** DATA FOR THIS TASK **

++++++

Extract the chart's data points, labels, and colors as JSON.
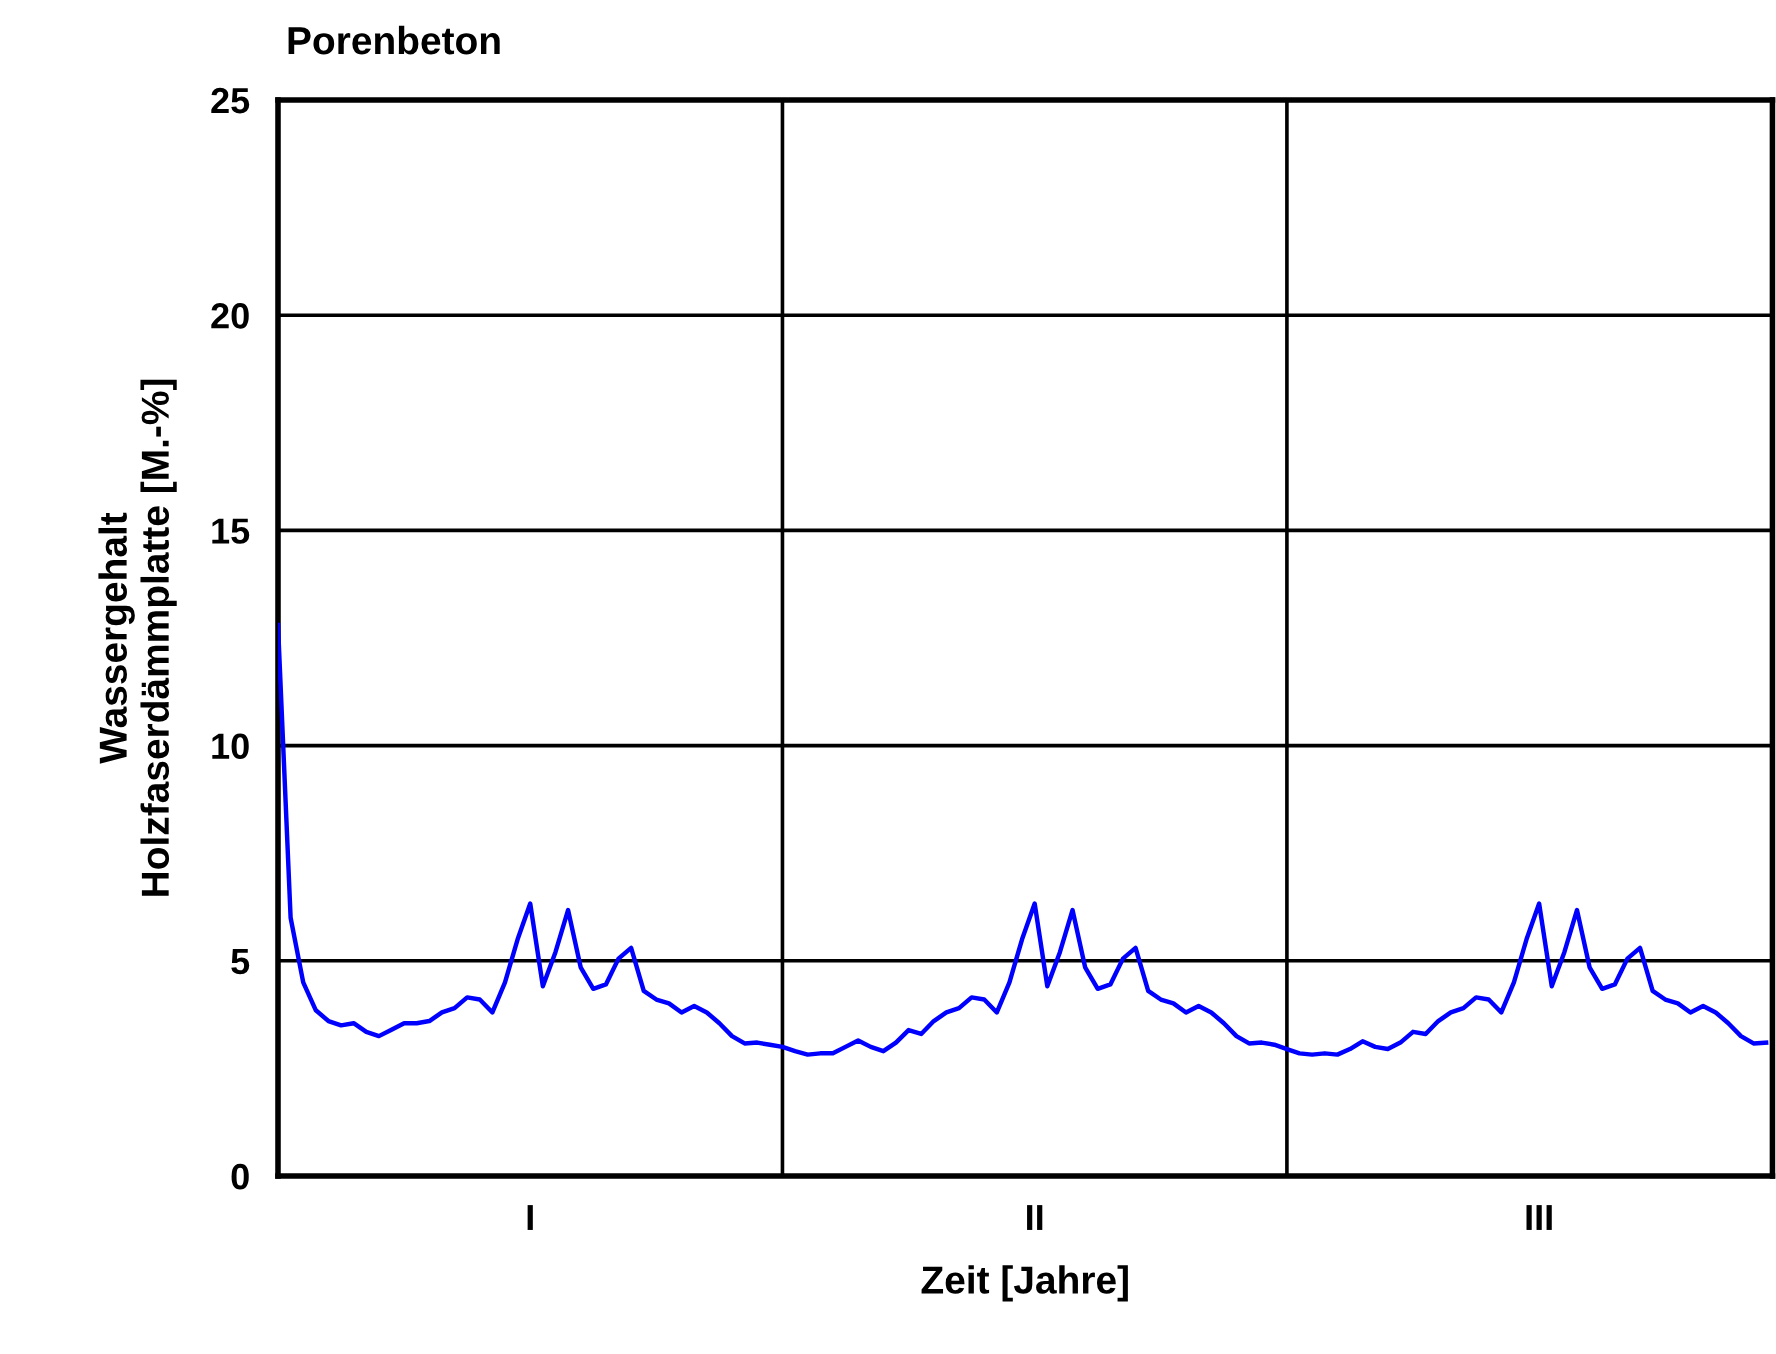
{
  "chart_data": {
    "type": "line",
    "title": "Porenbeton",
    "xlabel": "Zeit [Jahre]",
    "ylabel": "Wassergehalt\nHolzfaserdämmplatte [M.-%]",
    "categories": [
      null,
      null,
      null,
      null,
      null,
      null,
      null,
      null,
      null,
      null,
      null,
      null,
      null,
      null,
      null,
      null,
      null,
      null,
      null,
      null,
      "I",
      null,
      null,
      null,
      null,
      null,
      null,
      null,
      null,
      null,
      null,
      null,
      null,
      null,
      null,
      null,
      null,
      null,
      null,
      null,
      null,
      null,
      null,
      null,
      null,
      null,
      null,
      null,
      null,
      null,
      null,
      null,
      null,
      null,
      null,
      null,
      null,
      null,
      null,
      null,
      "II",
      null,
      null,
      null,
      null,
      null,
      null,
      null,
      null,
      null,
      null,
      null,
      null,
      null,
      null,
      null,
      null,
      null,
      null,
      null,
      null,
      null,
      null,
      null,
      null,
      null,
      null,
      null,
      null,
      null,
      null,
      null,
      null,
      null,
      null,
      null,
      null,
      null,
      null,
      null,
      "III",
      null,
      null,
      null,
      null,
      null,
      null,
      null,
      null,
      null,
      null,
      null,
      null,
      null,
      null,
      null,
      null,
      null,
      null
    ],
    "series": [
      {
        "color": "#0000ff",
        "values": [
          12.8,
          6.0,
          4.5,
          3.85,
          3.6,
          3.5,
          3.55,
          3.35,
          3.25,
          3.4,
          3.55,
          3.55,
          3.6,
          3.8,
          3.9,
          4.15,
          4.1,
          3.8,
          4.5,
          5.5,
          6.33,
          4.41,
          5.2,
          6.18,
          4.85,
          4.35,
          4.45,
          5.05,
          5.3,
          4.3,
          4.1,
          4.01,
          3.8,
          3.95,
          3.8,
          3.55,
          3.25,
          3.08,
          3.1,
          3.05,
          3.0,
          2.9,
          2.82,
          2.85,
          2.85,
          3.0,
          3.15,
          3.0,
          2.9,
          3.1,
          3.39,
          3.3,
          3.6,
          3.8,
          3.9,
          4.15,
          4.1,
          3.8,
          4.5,
          5.5,
          6.33,
          4.41,
          5.2,
          6.18,
          4.85,
          4.35,
          4.45,
          5.05,
          5.3,
          4.3,
          4.1,
          4.01,
          3.8,
          3.95,
          3.8,
          3.55,
          3.25,
          3.08,
          3.1,
          3.05,
          2.95,
          2.85,
          2.82,
          2.85,
          2.82,
          2.95,
          3.13,
          3.0,
          2.95,
          3.1,
          3.35,
          3.3,
          3.6,
          3.8,
          3.9,
          4.15,
          4.1,
          3.8,
          4.5,
          5.5,
          6.33,
          4.41,
          5.2,
          6.18,
          4.85,
          4.35,
          4.45,
          5.05,
          5.3,
          4.3,
          4.1,
          4.01,
          3.8,
          3.95,
          3.8,
          3.55,
          3.25,
          3.08,
          3.1
        ]
      }
    ],
    "ylim": [
      0,
      25
    ],
    "yticks": [
      0,
      5,
      10,
      15,
      20,
      25
    ],
    "grid": "y"
  }
}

++++++

** WHAT YOU NEED TO DO **
Quote each line of the listing exactly, but leave the pictures out.

** SOLVED EXERCISE **
Extract the chart's data points, labels, and colors as JSON.
{
  "chart_data": {
    "type": "line",
    "title": "Porenbeton",
    "xlabel": "Zeit [Jahre]",
    "ylabel": "Wassergehalt\nHolzfaserdämmplatte [M.-%]",
    "categories": [
      null,
      null,
      null,
      null,
      null,
      null,
      null,
      null,
      null,
      null,
      null,
      null,
      null,
      null,
      null,
      null,
      null,
      null,
      null,
      null,
      "I",
      null,
      null,
      null,
      null,
      null,
      null,
      null,
      null,
      null,
      null,
      null,
      null,
      null,
      null,
      null,
      null,
      null,
      null,
      null,
      null,
      null,
      null,
      null,
      null,
      null,
      null,
      null,
      null,
      null,
      null,
      null,
      null,
      null,
      null,
      null,
      null,
      null,
      null,
      null,
      "II",
      null,
      null,
      null,
      null,
      null,
      null,
      null,
      null,
      null,
      null,
      null,
      null,
      null,
      null,
      null,
      null,
      null,
      null,
      null,
      null,
      null,
      null,
      null,
      null,
      null,
      null,
      null,
      null,
      null,
      null,
      null,
      null,
      null,
      null,
      null,
      null,
      null,
      null,
      null,
      "III",
      null,
      null,
      null,
      null,
      null,
      null,
      null,
      null,
      null,
      null,
      null,
      null,
      null,
      null,
      null,
      null,
      null,
      null
    ],
    "series": [
      {
        "color": "#0000ff",
        "values": [
          12.8,
          6.0,
          4.5,
          3.85,
          3.6,
          3.5,
          3.55,
          3.35,
          3.25,
          3.4,
          3.55,
          3.55,
          3.6,
          3.8,
          3.9,
          4.15,
          4.1,
          3.8,
          4.5,
          5.5,
          6.33,
          4.41,
          5.2,
          6.18,
          4.85,
          4.35,
          4.45,
          5.05,
          5.3,
          4.3,
          4.1,
          4.01,
          3.8,
          3.95,
          3.8,
          3.55,
          3.25,
          3.08,
          3.1,
          3.05,
          3.0,
          2.9,
          2.82,
          2.85,
          2.85,
          3.0,
          3.15,
          3.0,
          2.9,
          3.1,
          3.39,
          3.3,
          3.6,
          3.8,
          3.9,
          4.15,
          4.1,
          3.8,
          4.5,
          5.5,
          6.33,
          4.41,
          5.2,
          6.18,
          4.85,
          4.35,
          4.45,
          5.05,
          5.3,
          4.3,
          4.1,
          4.01,
          3.8,
          3.95,
          3.8,
          3.55,
          3.25,
          3.08,
          3.1,
          3.05,
          2.95,
          2.85,
          2.82,
          2.85,
          2.82,
          2.95,
          3.13,
          3.0,
          2.95,
          3.1,
          3.35,
          3.3,
          3.6,
          3.8,
          3.9,
          4.15,
          4.1,
          3.8,
          4.5,
          5.5,
          6.33,
          4.41,
          5.2,
          6.18,
          4.85,
          4.35,
          4.45,
          5.05,
          5.3,
          4.3,
          4.1,
          4.01,
          3.8,
          3.95,
          3.8,
          3.55,
          3.25,
          3.08,
          3.1
        ]
      }
    ],
    "ylim": [
      0,
      25
    ],
    "yticks": [
      0,
      5,
      10,
      15,
      20,
      25
    ],
    "grid": "y"
  }
}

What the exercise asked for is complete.